Output each entry below as it stands, leaving out every picture.
------ DATASET ENTRIES ------
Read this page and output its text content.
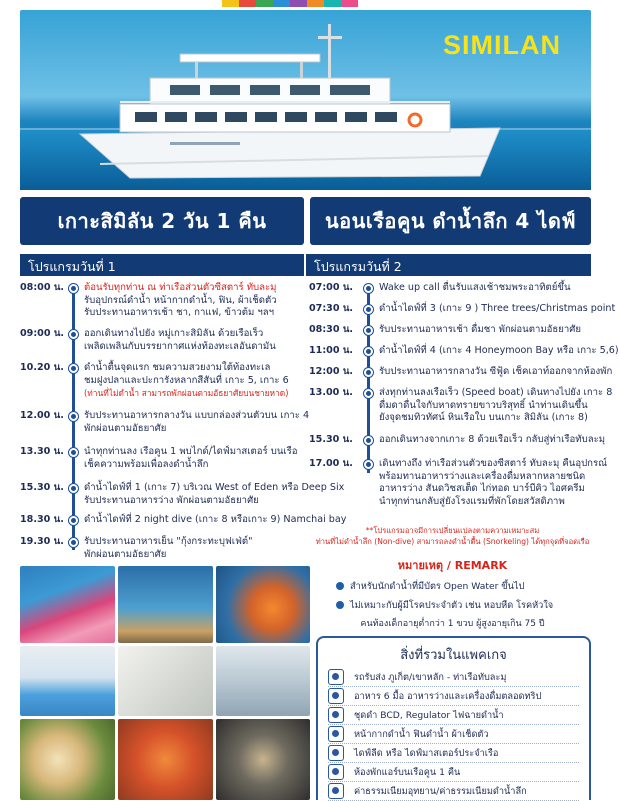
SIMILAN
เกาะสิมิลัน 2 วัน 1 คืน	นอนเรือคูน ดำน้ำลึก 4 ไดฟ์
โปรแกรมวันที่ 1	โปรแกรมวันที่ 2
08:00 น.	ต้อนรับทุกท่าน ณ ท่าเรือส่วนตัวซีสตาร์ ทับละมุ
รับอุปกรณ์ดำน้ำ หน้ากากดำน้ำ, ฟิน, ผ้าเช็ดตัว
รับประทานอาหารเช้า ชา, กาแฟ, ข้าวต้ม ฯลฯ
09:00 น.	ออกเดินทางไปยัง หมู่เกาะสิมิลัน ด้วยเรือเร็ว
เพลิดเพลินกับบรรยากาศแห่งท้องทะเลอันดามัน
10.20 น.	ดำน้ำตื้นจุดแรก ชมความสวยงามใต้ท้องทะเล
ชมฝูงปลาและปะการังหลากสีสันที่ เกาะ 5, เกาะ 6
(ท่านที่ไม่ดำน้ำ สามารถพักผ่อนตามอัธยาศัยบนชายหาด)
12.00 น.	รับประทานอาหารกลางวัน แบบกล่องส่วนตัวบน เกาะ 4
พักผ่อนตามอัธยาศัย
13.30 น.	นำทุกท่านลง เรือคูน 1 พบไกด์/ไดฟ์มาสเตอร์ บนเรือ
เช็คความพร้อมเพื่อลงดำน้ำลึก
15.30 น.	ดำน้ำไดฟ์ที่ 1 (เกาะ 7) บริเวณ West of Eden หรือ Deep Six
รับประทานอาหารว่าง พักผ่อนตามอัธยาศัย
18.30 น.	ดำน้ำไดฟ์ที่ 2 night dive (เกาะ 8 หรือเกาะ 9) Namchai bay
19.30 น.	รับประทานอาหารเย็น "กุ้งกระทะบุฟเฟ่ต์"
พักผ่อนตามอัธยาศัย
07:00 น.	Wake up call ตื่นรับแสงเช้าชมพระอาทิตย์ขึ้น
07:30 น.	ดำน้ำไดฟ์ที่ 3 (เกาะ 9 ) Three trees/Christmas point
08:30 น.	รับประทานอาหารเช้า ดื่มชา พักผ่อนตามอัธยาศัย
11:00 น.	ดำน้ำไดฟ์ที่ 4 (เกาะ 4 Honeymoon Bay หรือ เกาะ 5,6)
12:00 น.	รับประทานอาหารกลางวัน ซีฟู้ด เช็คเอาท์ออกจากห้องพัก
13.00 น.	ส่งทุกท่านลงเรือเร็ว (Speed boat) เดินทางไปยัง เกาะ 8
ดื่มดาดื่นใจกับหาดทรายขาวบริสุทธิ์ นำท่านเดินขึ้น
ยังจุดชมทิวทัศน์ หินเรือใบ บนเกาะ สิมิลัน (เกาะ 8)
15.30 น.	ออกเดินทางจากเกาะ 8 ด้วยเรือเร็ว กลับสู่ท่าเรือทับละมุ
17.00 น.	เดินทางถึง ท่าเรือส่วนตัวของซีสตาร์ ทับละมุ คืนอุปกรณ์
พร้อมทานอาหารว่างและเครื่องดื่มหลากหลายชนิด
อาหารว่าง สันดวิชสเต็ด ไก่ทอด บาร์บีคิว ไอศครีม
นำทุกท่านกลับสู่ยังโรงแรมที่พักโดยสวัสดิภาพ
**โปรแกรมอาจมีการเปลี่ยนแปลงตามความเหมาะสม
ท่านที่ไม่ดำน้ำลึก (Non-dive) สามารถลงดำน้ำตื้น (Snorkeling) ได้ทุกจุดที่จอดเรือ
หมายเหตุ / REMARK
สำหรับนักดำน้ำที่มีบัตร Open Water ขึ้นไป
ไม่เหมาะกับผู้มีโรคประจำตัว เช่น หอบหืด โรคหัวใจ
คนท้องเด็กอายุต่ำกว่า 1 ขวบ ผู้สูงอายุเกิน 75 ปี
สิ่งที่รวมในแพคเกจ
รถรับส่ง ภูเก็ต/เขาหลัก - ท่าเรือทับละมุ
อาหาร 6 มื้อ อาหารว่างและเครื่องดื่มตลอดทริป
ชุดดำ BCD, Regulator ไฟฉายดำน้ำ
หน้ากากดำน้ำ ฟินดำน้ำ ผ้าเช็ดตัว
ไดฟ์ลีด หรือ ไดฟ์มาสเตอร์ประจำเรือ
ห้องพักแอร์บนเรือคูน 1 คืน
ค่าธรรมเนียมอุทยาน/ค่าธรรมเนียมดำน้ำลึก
------
* _WRITTEN ANSWER_:
Read this page and output its text content.
SIMILAN
เกาะสิมิลัน 2 วัน 1 คืน	นอนเรือคูน ดำน้ำลึก 4 ไดฟ์
โปรแกรมวันที่ 1	โปรแกรมวันที่ 2
08:00 น.	ต้อนรับทุกท่าน ณ ท่าเรือส่วนตัวซีสตาร์ ทับละมุ
รับอุปกรณ์ดำน้ำ หน้ากากดำน้ำ, ฟิน, ผ้าเช็ดตัว
รับประทานอาหารเช้า ชา, กาแฟ, ข้าวต้ม ฯลฯ
09:00 น.	ออกเดินทางไปยัง หมู่เกาะสิมิลัน ด้วยเรือเร็ว
เพลิดเพลินกับบรรยากาศแห่งท้องทะเลอันดามัน
10.20 น.	ดำน้ำตื้นจุดแรก ชมความสวยงามใต้ท้องทะเล
ชมฝูงปลาและปะการังหลากสีสันที่ เกาะ 5, เกาะ 6
(ท่านที่ไม่ดำน้ำ สามารถพักผ่อนตามอัธยาศัยบนชายหาด)
12.00 น.	รับประทานอาหารกลางวัน แบบกล่องส่วนตัวบน เกาะ 4
พักผ่อนตามอัธยาศัย
13.30 น.	นำทุกท่านลง เรือคูน 1 พบไกด์/ไดฟ์มาสเตอร์ บนเรือ
เช็คความพร้อมเพื่อลงดำน้ำลึก
15.30 น.	ดำน้ำไดฟ์ที่ 1 (เกาะ 7) บริเวณ West of Eden หรือ Deep Six
รับประทานอาหารว่าง พักผ่อนตามอัธยาศัย
18.30 น.	ดำน้ำไดฟ์ที่ 2 night dive (เกาะ 8 หรือเกาะ 9) Namchai bay
19.30 น.	รับประทานอาหารเย็น "กุ้งกระทะบุฟเฟ่ต์"
พักผ่อนตามอัธยาศัย
07:00 น.	Wake up call ตื่นรับแสงเช้าชมพระอาทิตย์ขึ้น
07:30 น.	ดำน้ำไดฟ์ที่ 3 (เกาะ 9 ) Three trees/Christmas point
08:30 น.	รับประทานอาหารเช้า ดื่มชา พักผ่อนตามอัธยาศัย
11:00 น.	ดำน้ำไดฟ์ที่ 4 (เกาะ 4 Honeymoon Bay หรือ เกาะ 5,6)
12:00 น.	รับประทานอาหารกลางวัน ซีฟู้ด เช็คเอาท์ออกจากห้องพัก
13.00 น.	ส่งทุกท่านลงเรือเร็ว (Speed boat) เดินทางไปยัง เกาะ 8
ดื่มดาดื่นใจกับหาดทรายขาวบริสุทธิ์ นำท่านเดินขึ้น
ยังจุดชมทิวทัศน์ หินเรือใบ บนเกาะ สิมิลัน (เกาะ 8)
15.30 น.	ออกเดินทางจากเกาะ 8 ด้วยเรือเร็ว กลับสู่ท่าเรือทับละมุ
17.00 น.	เดินทางถึง ท่าเรือส่วนตัวของซีสตาร์ ทับละมุ คืนอุปกรณ์
พร้อมทานอาหารว่างและเครื่องดื่มหลากหลายชนิด
อาหารว่าง สันดวิชสเต็ด ไก่ทอด บาร์บีคิว ไอศครีม
นำทุกท่านกลับสู่ยังโรงแรมที่พักโดยสวัสดิภาพ
**โปรแกรมอาจมีการเปลี่ยนแปลงตามความเหมาะสม
ท่านที่ไม่ดำน้ำลึก (Non-dive) สามารถลงดำน้ำตื้น (Snorkeling) ได้ทุกจุดที่จอดเรือ
หมายเหตุ / REMARK
สำหรับนักดำน้ำที่มีบัตร Open Water ขึ้นไป
ไม่เหมาะกับผู้มีโรคประจำตัว เช่น หอบหืด โรคหัวใจ
คนท้องเด็กอายุต่ำกว่า 1 ขวบ ผู้สูงอายุเกิน 75 ปี
สิ่งที่รวมในแพคเกจ
รถรับส่ง ภูเก็ต/เขาหลัก - ท่าเรือทับละมุ
อาหาร 6 มื้อ อาหารว่างและเครื่องดื่มตลอดทริป
ชุดดำ BCD, Regulator ไฟฉายดำน้ำ
หน้ากากดำน้ำ ฟินดำน้ำ ผ้าเช็ดตัว
ไดฟ์ลีด หรือ ไดฟ์มาสเตอร์ประจำเรือ
ห้องพักแอร์บนเรือคูน 1 คืน
ค่าธรรมเนียมอุทยาน/ค่าธรรมเนียมดำน้ำลึก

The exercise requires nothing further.